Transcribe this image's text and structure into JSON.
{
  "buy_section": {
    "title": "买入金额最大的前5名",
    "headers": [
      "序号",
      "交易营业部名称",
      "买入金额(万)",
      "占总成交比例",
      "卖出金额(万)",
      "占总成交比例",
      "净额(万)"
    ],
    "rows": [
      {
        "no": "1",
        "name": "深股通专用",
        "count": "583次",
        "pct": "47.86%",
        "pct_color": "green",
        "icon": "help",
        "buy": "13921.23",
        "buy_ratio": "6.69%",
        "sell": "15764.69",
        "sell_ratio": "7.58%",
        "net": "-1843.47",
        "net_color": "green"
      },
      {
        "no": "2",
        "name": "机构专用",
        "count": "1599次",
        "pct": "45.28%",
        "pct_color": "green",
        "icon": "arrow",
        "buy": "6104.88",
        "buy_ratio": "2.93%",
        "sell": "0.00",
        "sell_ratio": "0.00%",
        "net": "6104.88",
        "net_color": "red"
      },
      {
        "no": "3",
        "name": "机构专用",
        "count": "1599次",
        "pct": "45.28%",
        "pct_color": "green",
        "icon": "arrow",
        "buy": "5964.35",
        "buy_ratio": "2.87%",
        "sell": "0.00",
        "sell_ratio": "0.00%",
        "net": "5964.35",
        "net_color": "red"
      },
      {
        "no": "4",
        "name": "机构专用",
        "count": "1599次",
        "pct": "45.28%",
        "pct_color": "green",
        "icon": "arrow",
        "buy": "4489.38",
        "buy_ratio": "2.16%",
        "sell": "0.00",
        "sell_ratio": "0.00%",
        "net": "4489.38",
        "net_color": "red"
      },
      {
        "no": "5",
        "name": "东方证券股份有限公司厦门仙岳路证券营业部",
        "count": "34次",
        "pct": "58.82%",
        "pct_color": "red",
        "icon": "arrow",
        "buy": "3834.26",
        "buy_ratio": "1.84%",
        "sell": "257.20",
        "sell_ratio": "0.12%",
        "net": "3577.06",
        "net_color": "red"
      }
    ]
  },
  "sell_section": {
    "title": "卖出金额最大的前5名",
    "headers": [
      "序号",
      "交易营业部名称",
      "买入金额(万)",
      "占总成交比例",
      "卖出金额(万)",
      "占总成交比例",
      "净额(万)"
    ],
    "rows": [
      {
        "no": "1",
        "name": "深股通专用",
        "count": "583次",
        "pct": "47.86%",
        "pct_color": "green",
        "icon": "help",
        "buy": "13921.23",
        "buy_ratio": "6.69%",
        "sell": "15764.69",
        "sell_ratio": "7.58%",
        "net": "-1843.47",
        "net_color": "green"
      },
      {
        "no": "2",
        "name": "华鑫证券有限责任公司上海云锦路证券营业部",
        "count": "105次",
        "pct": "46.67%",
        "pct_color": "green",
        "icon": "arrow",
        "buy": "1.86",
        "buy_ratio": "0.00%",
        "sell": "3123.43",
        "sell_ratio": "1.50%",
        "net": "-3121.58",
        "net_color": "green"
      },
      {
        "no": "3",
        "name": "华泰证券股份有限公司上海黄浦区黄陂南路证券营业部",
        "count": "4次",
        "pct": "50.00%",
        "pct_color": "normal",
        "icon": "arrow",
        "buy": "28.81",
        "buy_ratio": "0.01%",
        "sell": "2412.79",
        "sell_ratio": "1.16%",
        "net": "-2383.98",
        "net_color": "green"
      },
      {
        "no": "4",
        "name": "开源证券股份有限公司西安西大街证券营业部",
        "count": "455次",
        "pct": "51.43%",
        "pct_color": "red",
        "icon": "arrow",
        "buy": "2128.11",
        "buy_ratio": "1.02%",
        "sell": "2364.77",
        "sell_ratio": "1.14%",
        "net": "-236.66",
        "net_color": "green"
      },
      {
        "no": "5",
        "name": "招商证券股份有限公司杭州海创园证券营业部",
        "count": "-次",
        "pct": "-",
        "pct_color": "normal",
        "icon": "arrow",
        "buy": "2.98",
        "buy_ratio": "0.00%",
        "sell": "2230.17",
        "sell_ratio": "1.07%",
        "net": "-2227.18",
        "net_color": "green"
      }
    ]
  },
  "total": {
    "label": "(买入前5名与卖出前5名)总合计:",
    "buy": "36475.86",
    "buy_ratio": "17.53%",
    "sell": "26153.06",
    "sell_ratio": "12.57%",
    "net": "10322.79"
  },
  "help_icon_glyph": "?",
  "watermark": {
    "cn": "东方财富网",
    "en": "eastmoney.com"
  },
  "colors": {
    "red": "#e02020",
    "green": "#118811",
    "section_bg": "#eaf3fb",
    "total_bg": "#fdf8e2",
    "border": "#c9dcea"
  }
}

Set problem:
Extract every entry above as it appears.

Exercise answer:
Transcribe this image's text and structure into JSON.
{
  "buy_section": {
    "title": "买入金额最大的前5名",
    "headers": [
      "序号",
      "交易营业部名称",
      "买入金额(万)",
      "占总成交比例",
      "卖出金额(万)",
      "占总成交比例",
      "净额(万)"
    ],
    "rows": [
      {
        "no": "1",
        "name": "深股通专用",
        "count": "583次",
        "pct": "47.86%",
        "pct_color": "green",
        "icon": "help",
        "buy": "13921.23",
        "buy_ratio": "6.69%",
        "sell": "15764.69",
        "sell_ratio": "7.58%",
        "net": "-1843.47",
        "net_color": "green"
      },
      {
        "no": "2",
        "name": "机构专用",
        "count": "1599次",
        "pct": "45.28%",
        "pct_color": "green",
        "icon": "arrow",
        "buy": "6104.88",
        "buy_ratio": "2.93%",
        "sell": "0.00",
        "sell_ratio": "0.00%",
        "net": "6104.88",
        "net_color": "red"
      },
      {
        "no": "3",
        "name": "机构专用",
        "count": "1599次",
        "pct": "45.28%",
        "pct_color": "green",
        "icon": "arrow",
        "buy": "5964.35",
        "buy_ratio": "2.87%",
        "sell": "0.00",
        "sell_ratio": "0.00%",
        "net": "5964.35",
        "net_color": "red"
      },
      {
        "no": "4",
        "name": "机构专用",
        "count": "1599次",
        "pct": "45.28%",
        "pct_color": "green",
        "icon": "arrow",
        "buy": "4489.38",
        "buy_ratio": "2.16%",
        "sell": "0.00",
        "sell_ratio": "0.00%",
        "net": "4489.38",
        "net_color": "red"
      },
      {
        "no": "5",
        "name": "东方证券股份有限公司厦门仙岳路证券营业部",
        "count": "34次",
        "pct": "58.82%",
        "pct_color": "red",
        "icon": "arrow",
        "buy": "3834.26",
        "buy_ratio": "1.84%",
        "sell": "257.20",
        "sell_ratio": "0.12%",
        "net": "3577.06",
        "net_color": "red"
      }
    ]
  },
  "sell_section": {
    "title": "卖出金额最大的前5名",
    "headers": [
      "序号",
      "交易营业部名称",
      "买入金额(万)",
      "占总成交比例",
      "卖出金额(万)",
      "占总成交比例",
      "净额(万)"
    ],
    "rows": [
      {
        "no": "1",
        "name": "深股通专用",
        "count": "583次",
        "pct": "47.86%",
        "pct_color": "green",
        "icon": "help",
        "buy": "13921.23",
        "buy_ratio": "6.69%",
        "sell": "15764.69",
        "sell_ratio": "7.58%",
        "net": "-1843.47",
        "net_color": "green"
      },
      {
        "no": "2",
        "name": "华鑫证券有限责任公司上海云锦路证券营业部",
        "count": "105次",
        "pct": "46.67%",
        "pct_color": "green",
        "icon": "arrow",
        "buy": "1.86",
        "buy_ratio": "0.00%",
        "sell": "3123.43",
        "sell_ratio": "1.50%",
        "net": "-3121.58",
        "net_color": "green"
      },
      {
        "no": "3",
        "name": "华泰证券股份有限公司上海黄浦区黄陂南路证券营业部",
        "count": "4次",
        "pct": "50.00%",
        "pct_color": "normal",
        "icon": "arrow",
        "buy": "28.81",
        "buy_ratio": "0.01%",
        "sell": "2412.79",
        "sell_ratio": "1.16%",
        "net": "-2383.98",
        "net_color": "green"
      },
      {
        "no": "4",
        "name": "开源证券股份有限公司西安西大街证券营业部",
        "count": "455次",
        "pct": "51.43%",
        "pct_color": "red",
        "icon": "arrow",
        "buy": "2128.11",
        "buy_ratio": "1.02%",
        "sell": "2364.77",
        "sell_ratio": "1.14%",
        "net": "-236.66",
        "net_color": "green"
      },
      {
        "no": "5",
        "name": "招商证券股份有限公司杭州海创园证券营业部",
        "count": "-次",
        "pct": "-",
        "pct_color": "normal",
        "icon": "arrow",
        "buy": "2.98",
        "buy_ratio": "0.00%",
        "sell": "2230.17",
        "sell_ratio": "1.07%",
        "net": "-2227.18",
        "net_color": "green"
      }
    ]
  },
  "total": {
    "label": "(买入前5名与卖出前5名)总合计:",
    "buy": "36475.86",
    "buy_ratio": "17.53%",
    "sell": "26153.06",
    "sell_ratio": "12.57%",
    "net": "10322.79"
  },
  "help_icon_glyph": "?",
  "watermark": {
    "cn": "东方财富网",
    "en": "eastmoney.com"
  },
  "colors": {
    "red": "#e02020",
    "green": "#118811",
    "section_bg": "#eaf3fb",
    "total_bg": "#fdf8e2",
    "border": "#c9dcea"
  }
}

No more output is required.